## [Goal]
Extract each line where the string "name" shows up.

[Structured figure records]
──────────

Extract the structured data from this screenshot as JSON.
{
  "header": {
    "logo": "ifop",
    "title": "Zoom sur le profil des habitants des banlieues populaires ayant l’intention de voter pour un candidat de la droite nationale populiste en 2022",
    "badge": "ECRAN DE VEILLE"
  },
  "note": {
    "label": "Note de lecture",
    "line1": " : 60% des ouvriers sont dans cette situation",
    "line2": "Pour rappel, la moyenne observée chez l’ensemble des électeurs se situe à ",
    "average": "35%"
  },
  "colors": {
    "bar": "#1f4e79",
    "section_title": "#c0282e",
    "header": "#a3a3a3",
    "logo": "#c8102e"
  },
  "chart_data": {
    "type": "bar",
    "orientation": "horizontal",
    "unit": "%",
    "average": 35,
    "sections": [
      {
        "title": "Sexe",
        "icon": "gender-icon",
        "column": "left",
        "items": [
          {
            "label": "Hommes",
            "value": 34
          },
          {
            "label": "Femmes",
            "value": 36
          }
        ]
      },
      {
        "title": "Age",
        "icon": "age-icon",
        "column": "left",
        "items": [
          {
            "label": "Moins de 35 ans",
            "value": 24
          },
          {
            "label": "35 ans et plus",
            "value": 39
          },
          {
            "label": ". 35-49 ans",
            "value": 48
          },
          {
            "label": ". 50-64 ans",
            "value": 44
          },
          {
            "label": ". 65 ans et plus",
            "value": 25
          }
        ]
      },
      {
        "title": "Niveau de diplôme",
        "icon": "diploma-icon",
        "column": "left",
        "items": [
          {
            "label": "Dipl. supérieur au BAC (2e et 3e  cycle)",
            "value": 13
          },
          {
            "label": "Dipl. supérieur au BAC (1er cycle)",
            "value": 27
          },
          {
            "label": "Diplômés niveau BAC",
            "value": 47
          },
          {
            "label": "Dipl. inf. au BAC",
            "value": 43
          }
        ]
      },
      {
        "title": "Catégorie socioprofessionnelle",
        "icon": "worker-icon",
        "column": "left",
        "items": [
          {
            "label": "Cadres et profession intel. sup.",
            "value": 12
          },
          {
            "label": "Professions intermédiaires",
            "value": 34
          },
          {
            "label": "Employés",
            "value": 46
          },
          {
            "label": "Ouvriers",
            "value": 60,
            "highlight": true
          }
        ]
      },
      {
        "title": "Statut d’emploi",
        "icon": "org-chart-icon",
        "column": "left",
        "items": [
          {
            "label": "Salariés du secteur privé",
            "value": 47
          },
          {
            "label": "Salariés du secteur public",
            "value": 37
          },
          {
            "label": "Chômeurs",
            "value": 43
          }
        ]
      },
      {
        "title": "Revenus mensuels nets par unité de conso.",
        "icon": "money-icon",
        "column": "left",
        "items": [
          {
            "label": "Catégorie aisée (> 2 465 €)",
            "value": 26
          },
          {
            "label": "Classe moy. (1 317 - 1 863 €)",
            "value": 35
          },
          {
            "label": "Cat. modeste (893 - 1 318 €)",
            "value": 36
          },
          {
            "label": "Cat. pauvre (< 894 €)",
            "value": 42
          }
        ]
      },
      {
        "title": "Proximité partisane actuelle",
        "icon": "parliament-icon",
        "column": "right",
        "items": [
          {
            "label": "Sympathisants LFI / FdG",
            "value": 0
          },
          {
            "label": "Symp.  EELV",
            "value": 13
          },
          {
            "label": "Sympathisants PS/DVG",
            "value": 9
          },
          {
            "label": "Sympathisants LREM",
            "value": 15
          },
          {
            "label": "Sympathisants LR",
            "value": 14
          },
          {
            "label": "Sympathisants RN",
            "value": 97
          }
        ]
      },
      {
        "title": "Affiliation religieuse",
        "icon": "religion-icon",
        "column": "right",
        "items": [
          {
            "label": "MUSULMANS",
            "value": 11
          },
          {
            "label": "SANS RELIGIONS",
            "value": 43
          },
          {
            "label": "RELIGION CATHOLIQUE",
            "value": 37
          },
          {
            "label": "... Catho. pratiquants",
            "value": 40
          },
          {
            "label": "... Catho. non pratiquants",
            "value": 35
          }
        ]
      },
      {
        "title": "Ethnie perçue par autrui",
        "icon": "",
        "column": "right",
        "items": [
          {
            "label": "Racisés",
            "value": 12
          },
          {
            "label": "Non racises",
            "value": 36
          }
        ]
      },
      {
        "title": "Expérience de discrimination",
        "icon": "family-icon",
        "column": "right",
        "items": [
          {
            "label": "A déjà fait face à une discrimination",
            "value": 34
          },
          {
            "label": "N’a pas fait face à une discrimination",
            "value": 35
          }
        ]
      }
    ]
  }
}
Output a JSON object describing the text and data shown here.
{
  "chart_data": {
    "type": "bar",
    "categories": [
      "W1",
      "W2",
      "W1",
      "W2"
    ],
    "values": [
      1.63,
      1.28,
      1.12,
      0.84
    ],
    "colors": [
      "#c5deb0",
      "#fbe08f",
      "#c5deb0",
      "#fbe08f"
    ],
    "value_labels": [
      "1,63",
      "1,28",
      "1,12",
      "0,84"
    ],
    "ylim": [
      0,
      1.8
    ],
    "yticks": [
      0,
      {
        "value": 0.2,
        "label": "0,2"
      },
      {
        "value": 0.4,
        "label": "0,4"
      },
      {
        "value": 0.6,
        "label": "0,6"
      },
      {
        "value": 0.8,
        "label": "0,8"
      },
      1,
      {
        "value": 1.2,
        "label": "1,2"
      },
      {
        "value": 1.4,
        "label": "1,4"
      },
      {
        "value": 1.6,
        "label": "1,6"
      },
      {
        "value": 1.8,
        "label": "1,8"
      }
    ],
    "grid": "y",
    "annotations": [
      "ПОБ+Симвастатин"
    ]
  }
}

──────────

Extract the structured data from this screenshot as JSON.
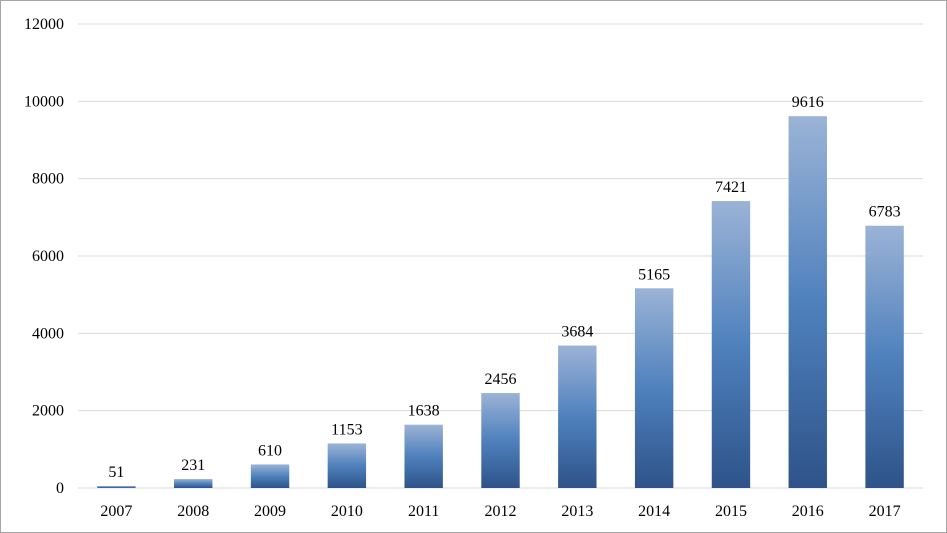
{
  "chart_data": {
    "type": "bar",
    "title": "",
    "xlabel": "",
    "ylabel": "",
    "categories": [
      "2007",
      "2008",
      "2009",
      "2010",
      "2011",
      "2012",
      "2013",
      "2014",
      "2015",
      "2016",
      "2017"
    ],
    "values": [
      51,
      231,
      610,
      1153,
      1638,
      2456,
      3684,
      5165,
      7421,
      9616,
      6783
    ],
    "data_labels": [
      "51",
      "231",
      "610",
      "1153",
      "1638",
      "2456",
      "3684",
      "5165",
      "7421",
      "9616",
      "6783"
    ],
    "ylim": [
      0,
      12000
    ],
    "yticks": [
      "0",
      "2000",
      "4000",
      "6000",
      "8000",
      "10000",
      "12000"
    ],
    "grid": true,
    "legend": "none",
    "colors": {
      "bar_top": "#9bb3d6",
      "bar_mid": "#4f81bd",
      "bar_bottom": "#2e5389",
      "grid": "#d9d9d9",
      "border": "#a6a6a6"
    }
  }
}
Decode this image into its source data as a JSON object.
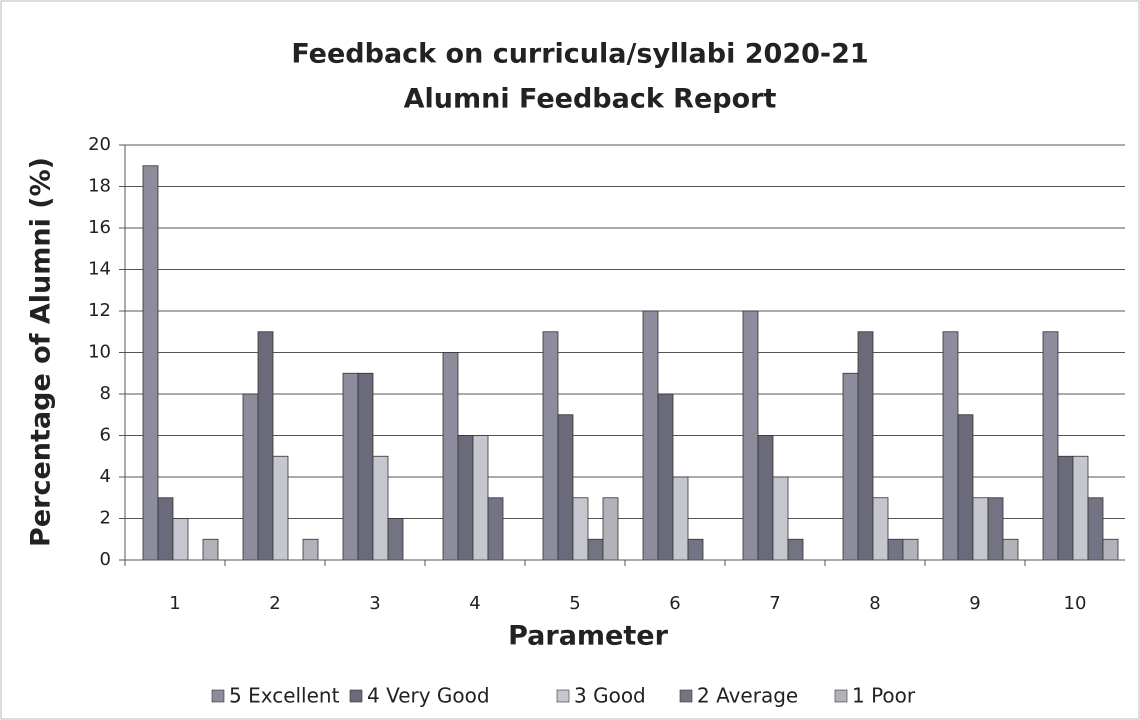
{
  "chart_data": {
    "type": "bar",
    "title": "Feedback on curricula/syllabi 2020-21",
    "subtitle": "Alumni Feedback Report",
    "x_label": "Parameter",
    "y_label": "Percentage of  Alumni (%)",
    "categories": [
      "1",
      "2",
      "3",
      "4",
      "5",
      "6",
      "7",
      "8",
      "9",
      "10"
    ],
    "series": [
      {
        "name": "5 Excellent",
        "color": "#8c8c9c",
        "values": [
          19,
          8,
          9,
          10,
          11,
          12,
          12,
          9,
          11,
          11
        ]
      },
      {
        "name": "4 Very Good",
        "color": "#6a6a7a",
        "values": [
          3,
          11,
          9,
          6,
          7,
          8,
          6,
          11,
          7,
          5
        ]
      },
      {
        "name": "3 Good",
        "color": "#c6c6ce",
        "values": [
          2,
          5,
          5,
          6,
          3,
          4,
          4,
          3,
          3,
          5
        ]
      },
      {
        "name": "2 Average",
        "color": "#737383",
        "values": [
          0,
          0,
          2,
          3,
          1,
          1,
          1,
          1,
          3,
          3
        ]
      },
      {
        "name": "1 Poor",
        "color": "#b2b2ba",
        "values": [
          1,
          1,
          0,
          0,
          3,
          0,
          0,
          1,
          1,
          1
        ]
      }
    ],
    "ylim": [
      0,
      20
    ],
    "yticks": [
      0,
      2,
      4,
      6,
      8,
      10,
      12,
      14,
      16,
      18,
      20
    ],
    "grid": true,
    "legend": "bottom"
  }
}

──────────

## [Answer to this problem]
        "name": "5 Excellent",
        "name": "4 Very Good",
        "name": "3 Good",
        "name": "2 Average",
        "name": "1 Poor",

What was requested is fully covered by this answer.